(Records excerpted from a collection)
— start —
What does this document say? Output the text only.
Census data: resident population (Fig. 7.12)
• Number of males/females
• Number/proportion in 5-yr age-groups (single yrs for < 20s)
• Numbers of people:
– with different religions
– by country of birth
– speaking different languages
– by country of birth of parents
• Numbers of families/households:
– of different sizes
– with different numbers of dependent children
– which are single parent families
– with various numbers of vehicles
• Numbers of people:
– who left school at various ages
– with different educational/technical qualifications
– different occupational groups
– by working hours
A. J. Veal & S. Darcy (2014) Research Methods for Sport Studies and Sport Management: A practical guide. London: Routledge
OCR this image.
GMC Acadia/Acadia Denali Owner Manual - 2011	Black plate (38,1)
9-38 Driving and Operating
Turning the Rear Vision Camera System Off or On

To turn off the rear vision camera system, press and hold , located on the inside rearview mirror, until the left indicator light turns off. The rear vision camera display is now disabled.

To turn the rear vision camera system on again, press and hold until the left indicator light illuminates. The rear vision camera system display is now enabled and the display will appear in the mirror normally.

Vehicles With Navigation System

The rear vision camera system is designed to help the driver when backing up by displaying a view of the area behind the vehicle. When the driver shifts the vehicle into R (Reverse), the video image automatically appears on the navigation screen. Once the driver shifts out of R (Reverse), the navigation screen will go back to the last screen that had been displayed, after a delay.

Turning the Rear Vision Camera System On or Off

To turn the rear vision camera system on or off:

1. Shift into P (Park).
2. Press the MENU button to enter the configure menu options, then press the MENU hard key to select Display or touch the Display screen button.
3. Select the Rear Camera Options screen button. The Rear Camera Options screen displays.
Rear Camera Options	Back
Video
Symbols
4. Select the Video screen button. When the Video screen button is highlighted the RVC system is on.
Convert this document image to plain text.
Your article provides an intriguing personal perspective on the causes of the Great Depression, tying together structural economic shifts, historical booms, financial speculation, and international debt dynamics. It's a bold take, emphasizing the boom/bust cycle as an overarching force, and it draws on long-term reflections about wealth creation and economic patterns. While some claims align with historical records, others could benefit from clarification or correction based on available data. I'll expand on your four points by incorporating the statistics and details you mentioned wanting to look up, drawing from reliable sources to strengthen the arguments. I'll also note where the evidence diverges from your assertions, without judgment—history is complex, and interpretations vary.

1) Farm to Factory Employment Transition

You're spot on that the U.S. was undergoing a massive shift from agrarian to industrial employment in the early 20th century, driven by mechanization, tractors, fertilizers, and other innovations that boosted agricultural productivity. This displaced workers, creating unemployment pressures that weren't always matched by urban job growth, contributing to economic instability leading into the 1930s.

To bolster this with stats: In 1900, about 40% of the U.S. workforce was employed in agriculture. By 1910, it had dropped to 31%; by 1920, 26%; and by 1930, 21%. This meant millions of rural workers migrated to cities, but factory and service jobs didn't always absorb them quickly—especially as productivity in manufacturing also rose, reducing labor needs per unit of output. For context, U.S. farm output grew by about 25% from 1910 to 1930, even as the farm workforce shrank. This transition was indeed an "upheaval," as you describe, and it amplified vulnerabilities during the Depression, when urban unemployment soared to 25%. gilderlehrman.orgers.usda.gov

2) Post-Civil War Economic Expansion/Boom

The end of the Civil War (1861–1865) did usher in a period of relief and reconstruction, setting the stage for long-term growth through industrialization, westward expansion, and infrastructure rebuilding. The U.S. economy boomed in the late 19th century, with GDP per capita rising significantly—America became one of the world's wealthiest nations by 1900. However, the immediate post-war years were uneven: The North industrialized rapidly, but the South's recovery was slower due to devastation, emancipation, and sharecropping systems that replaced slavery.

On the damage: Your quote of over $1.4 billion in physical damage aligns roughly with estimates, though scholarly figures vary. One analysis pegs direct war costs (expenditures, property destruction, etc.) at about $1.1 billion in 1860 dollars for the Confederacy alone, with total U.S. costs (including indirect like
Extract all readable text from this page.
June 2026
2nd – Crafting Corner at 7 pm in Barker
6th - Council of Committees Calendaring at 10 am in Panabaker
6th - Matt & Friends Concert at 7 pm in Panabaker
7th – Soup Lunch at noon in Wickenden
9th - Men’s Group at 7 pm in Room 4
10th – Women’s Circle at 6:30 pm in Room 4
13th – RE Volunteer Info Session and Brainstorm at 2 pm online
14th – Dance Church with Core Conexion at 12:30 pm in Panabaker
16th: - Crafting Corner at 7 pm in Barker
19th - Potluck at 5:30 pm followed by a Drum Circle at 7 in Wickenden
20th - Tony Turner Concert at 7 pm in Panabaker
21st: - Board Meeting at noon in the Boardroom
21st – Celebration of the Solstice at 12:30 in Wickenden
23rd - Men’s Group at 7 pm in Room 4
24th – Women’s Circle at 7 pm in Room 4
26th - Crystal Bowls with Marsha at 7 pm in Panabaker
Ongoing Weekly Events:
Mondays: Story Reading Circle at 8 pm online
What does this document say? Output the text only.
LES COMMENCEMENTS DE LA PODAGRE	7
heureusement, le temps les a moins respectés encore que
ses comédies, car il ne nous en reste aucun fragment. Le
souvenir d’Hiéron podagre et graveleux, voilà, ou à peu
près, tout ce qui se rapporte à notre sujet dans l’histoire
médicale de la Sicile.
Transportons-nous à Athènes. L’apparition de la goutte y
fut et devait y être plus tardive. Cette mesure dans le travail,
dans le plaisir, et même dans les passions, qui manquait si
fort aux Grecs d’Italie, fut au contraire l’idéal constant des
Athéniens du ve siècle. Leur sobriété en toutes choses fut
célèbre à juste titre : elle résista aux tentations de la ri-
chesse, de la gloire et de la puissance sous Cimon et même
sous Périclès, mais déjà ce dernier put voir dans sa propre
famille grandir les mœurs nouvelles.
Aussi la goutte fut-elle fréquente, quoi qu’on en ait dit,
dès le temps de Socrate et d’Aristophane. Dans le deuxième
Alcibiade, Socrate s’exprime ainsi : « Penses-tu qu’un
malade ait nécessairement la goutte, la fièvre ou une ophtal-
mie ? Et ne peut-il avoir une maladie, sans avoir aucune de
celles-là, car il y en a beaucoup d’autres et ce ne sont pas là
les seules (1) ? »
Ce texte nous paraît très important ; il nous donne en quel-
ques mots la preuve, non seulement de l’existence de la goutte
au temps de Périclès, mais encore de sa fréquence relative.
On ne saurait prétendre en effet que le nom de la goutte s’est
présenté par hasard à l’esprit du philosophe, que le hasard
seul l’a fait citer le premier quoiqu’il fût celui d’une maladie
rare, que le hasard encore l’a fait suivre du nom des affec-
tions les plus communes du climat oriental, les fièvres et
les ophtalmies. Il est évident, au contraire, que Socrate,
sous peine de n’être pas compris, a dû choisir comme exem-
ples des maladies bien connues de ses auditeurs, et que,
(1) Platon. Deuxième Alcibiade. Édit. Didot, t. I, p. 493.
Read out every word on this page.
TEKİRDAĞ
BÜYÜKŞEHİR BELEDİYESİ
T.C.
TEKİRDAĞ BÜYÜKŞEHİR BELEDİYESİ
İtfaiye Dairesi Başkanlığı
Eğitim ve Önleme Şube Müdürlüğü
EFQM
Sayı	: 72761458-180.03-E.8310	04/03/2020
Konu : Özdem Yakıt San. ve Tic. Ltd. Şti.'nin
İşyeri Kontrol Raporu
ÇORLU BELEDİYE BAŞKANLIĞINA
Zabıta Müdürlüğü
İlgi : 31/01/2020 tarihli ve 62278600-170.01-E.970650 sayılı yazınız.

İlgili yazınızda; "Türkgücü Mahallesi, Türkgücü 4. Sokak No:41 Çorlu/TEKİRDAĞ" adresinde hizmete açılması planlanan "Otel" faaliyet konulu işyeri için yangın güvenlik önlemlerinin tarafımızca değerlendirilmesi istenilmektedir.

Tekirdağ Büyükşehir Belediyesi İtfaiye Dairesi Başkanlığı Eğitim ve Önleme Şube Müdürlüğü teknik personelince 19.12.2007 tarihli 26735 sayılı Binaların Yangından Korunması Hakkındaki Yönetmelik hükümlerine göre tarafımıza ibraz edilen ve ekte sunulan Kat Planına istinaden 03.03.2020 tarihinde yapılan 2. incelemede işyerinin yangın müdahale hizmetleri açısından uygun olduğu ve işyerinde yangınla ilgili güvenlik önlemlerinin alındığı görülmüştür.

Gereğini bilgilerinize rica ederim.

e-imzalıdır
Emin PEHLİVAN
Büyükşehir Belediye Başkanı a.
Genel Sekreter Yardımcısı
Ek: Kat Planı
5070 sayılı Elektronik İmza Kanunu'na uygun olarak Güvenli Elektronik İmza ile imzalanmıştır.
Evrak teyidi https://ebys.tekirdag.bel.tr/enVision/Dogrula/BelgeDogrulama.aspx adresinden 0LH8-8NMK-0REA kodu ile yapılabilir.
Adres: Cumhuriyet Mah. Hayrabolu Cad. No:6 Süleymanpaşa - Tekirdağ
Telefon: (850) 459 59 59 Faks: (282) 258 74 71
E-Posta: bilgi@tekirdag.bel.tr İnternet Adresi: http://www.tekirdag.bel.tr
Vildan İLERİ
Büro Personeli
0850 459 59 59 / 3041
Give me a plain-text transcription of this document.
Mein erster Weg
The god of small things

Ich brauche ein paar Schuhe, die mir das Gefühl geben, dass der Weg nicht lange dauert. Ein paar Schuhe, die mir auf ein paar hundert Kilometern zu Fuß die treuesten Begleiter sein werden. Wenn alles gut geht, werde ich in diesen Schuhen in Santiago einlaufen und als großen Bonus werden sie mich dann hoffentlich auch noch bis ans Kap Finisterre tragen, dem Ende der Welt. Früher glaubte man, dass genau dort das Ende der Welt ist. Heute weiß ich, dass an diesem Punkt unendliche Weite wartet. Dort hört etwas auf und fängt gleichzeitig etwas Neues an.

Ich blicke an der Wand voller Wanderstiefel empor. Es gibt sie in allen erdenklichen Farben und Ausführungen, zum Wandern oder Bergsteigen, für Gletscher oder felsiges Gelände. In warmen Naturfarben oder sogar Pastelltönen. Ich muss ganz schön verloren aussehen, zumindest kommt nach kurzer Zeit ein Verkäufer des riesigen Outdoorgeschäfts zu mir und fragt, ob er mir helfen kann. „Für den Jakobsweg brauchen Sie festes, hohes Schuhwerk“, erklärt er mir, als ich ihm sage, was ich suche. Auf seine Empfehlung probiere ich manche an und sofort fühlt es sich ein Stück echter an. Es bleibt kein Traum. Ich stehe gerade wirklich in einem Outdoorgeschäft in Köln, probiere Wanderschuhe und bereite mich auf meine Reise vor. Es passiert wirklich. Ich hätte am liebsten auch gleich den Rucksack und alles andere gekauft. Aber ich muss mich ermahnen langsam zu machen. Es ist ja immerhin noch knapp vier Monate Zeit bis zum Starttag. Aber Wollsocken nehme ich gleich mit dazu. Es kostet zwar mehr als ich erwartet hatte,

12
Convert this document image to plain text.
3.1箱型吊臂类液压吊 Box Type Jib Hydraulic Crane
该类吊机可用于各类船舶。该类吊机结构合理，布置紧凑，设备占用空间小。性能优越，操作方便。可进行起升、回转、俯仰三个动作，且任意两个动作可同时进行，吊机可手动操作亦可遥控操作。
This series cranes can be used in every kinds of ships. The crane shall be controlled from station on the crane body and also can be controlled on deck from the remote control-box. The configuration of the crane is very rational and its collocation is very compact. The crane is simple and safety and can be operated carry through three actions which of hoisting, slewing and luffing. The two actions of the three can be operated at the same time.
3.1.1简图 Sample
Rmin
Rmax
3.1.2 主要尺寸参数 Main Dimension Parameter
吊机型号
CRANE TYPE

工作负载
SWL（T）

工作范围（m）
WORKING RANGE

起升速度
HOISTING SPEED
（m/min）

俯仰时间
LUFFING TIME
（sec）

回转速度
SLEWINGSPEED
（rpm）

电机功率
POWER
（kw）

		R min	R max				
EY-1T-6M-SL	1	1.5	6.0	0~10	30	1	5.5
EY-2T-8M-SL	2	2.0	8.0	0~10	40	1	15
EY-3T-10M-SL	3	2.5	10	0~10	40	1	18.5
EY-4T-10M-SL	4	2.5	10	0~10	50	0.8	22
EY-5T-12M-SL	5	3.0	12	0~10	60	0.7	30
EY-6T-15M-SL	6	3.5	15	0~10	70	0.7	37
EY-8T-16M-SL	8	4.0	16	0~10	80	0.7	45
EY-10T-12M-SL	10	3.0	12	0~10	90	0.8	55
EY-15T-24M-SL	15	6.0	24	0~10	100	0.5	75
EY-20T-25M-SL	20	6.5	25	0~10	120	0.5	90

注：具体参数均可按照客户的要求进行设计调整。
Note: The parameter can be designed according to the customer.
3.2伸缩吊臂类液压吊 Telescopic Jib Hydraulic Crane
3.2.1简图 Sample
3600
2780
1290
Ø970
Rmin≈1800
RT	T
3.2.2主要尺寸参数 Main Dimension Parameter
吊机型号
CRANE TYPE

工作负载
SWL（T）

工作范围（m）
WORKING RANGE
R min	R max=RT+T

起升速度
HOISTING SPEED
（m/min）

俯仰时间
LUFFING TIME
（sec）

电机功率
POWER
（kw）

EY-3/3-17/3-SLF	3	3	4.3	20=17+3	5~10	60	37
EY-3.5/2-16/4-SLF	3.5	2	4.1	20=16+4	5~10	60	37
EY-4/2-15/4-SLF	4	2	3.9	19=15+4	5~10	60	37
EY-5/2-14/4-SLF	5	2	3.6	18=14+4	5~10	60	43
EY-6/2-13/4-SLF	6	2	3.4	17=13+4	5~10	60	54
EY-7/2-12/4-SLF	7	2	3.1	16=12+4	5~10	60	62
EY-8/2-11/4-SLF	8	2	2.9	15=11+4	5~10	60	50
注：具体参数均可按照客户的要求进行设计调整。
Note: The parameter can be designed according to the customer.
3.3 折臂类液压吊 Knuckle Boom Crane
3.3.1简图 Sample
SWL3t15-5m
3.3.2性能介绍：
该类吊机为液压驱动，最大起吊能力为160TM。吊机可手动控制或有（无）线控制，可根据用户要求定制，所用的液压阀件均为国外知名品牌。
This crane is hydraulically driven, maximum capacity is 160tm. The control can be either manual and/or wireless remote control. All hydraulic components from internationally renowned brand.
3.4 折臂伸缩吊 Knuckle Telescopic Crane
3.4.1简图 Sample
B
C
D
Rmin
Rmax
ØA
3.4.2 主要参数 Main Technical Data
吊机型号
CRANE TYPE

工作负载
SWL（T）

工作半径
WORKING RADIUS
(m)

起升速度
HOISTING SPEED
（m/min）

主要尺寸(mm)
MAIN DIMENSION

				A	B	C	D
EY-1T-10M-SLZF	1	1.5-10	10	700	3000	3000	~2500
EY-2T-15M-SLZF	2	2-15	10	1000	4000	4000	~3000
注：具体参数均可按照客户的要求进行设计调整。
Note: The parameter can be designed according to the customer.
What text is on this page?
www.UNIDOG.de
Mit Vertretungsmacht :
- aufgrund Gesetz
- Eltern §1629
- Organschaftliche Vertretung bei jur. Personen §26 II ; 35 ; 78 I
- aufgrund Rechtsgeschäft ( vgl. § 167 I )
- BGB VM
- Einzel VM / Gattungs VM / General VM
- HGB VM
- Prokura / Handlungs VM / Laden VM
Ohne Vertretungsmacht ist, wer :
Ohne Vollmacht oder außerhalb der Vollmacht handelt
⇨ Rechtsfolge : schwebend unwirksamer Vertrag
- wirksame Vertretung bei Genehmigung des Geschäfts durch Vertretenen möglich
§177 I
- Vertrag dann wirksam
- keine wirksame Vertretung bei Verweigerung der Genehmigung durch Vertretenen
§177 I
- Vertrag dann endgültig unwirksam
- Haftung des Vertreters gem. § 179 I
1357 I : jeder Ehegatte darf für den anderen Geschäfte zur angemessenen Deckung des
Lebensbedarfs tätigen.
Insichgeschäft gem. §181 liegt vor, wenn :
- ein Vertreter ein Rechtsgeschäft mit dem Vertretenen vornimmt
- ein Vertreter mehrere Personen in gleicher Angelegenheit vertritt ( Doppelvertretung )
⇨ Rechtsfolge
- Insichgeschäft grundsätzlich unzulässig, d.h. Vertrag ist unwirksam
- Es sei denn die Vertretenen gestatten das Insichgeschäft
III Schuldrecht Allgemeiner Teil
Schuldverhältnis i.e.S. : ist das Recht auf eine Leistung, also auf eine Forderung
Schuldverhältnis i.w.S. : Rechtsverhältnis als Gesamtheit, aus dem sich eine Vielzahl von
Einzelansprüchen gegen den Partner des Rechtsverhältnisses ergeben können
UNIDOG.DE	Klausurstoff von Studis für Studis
— end —
§ Problem
Return the lines above, from the one containing "What text is on this page?" to the end, exactly as they stand.

§ Final result
What text is on this page?
www.UNIDOG.de
Mit Vertretungsmacht :
- aufgrund Gesetz
- Eltern §1629
- Organschaftliche Vertretung bei jur. Personen §26 II ; 35 ; 78 I
- aufgrund Rechtsgeschäft ( vgl. § 167 I )
- BGB VM
- Einzel VM / Gattungs VM / General VM
- HGB VM
- Prokura / Handlungs VM / Laden VM
Ohne Vertretungsmacht ist, wer :
Ohne Vollmacht oder außerhalb der Vollmacht handelt
⇨ Rechtsfolge : schwebend unwirksamer Vertrag
- wirksame Vertretung bei Genehmigung des Geschäfts durch Vertretenen möglich
§177 I
- Vertrag dann wirksam
- keine wirksame Vertretung bei Verweigerung der Genehmigung durch Vertretenen
§177 I
- Vertrag dann endgültig unwirksam
- Haftung des Vertreters gem. § 179 I
1357 I : jeder Ehegatte darf für den anderen Geschäfte zur angemessenen Deckung des
Lebensbedarfs tätigen.
Insichgeschäft gem. §181 liegt vor, wenn :
- ein Vertreter ein Rechtsgeschäft mit dem Vertretenen vornimmt
- ein Vertreter mehrere Personen in gleicher Angelegenheit vertritt ( Doppelvertretung )
⇨ Rechtsfolge
- Insichgeschäft grundsätzlich unzulässig, d.h. Vertrag ist unwirksam
- Es sei denn die Vertretenen gestatten das Insichgeschäft
III Schuldrecht Allgemeiner Teil
Schuldverhältnis i.e.S. : ist das Recht auf eine Leistung, also auf eine Forderung
Schuldverhältnis i.w.S. : Rechtsverhältnis als Gesamtheit, aus dem sich eine Vielzahl von
Einzelansprüchen gegen den Partner des Rechtsverhältnisses ergeben können
UNIDOG.DE	Klausurstoff von Studis für Studis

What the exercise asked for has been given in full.